§ Your instructions: Make an exact copy of all the data.

§ Dataset records:
===============

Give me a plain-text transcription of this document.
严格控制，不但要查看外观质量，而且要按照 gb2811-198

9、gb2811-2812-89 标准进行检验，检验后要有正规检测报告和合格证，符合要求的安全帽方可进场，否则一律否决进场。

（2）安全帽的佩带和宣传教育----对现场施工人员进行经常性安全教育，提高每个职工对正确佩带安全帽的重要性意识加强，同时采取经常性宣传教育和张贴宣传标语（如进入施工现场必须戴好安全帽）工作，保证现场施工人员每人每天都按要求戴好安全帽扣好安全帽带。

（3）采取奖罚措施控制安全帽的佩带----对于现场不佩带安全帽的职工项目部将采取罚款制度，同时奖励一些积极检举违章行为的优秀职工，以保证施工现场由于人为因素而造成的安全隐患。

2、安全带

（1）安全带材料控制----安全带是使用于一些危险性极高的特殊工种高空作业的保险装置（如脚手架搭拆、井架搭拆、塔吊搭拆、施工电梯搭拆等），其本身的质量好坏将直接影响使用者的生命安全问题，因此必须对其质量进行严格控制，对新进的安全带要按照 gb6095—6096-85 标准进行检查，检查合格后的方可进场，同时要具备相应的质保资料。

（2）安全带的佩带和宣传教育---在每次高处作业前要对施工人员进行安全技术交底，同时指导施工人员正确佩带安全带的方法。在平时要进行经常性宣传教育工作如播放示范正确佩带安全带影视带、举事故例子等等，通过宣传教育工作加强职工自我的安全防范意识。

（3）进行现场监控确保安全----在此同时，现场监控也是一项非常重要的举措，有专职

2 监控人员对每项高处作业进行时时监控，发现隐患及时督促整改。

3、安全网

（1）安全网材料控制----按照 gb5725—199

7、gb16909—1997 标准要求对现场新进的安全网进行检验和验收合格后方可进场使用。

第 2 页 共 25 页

===============

§ Exercise answer:
Give me a plain-text transcription of this document.
严格控制，不但要查看外观质量，而且要按照 gb2811-198

9、gb2811-2812-89 标准进行检验，检验后要有正规检测报告和合格证，符合要求的安全帽方可进场，否则一律否决进场。

（2）安全帽的佩带和宣传教育----对现场施工人员进行经常性安全教育，提高每个职工对正确佩带安全帽的重要性意识加强，同时采取经常性宣传教育和张贴宣传标语（如进入施工现场必须戴好安全帽）工作，保证现场施工人员每人每天都按要求戴好安全帽扣好安全帽带。

（3）采取奖罚措施控制安全帽的佩带----对于现场不佩带安全帽的职工项目部将采取罚款制度，同时奖励一些积极检举违章行为的优秀职工，以保证施工现场由于人为因素而造成的安全隐患。

2、安全带

（1）安全带材料控制----安全带是使用于一些危险性极高的特殊工种高空作业的保险装置（如脚手架搭拆、井架搭拆、塔吊搭拆、施工电梯搭拆等），其本身的质量好坏将直接影响使用者的生命安全问题，因此必须对其质量进行严格控制，对新进的安全带要按照 gb6095—6096-85 标准进行检查，检查合格后的方可进场，同时要具备相应的质保资料。

（2）安全带的佩带和宣传教育---在每次高处作业前要对施工人员进行安全技术交底，同时指导施工人员正确佩带安全带的方法。在平时要进行经常性宣传教育工作如播放示范正确佩带安全带影视带、举事故例子等等，通过宣传教育工作加强职工自我的安全防范意识。

（3）进行现场监控确保安全----在此同时，现场监控也是一项非常重要的举措，有专职

2 监控人员对每项高处作业进行时时监控，发现隐患及时督促整改。

3、安全网

（1）安全网材料控制----按照 gb5725—199

7、gb16909—1997 标准要求对现场新进的安全网进行检验和验收合格后方可进场使用。

第 2 页 共 25 页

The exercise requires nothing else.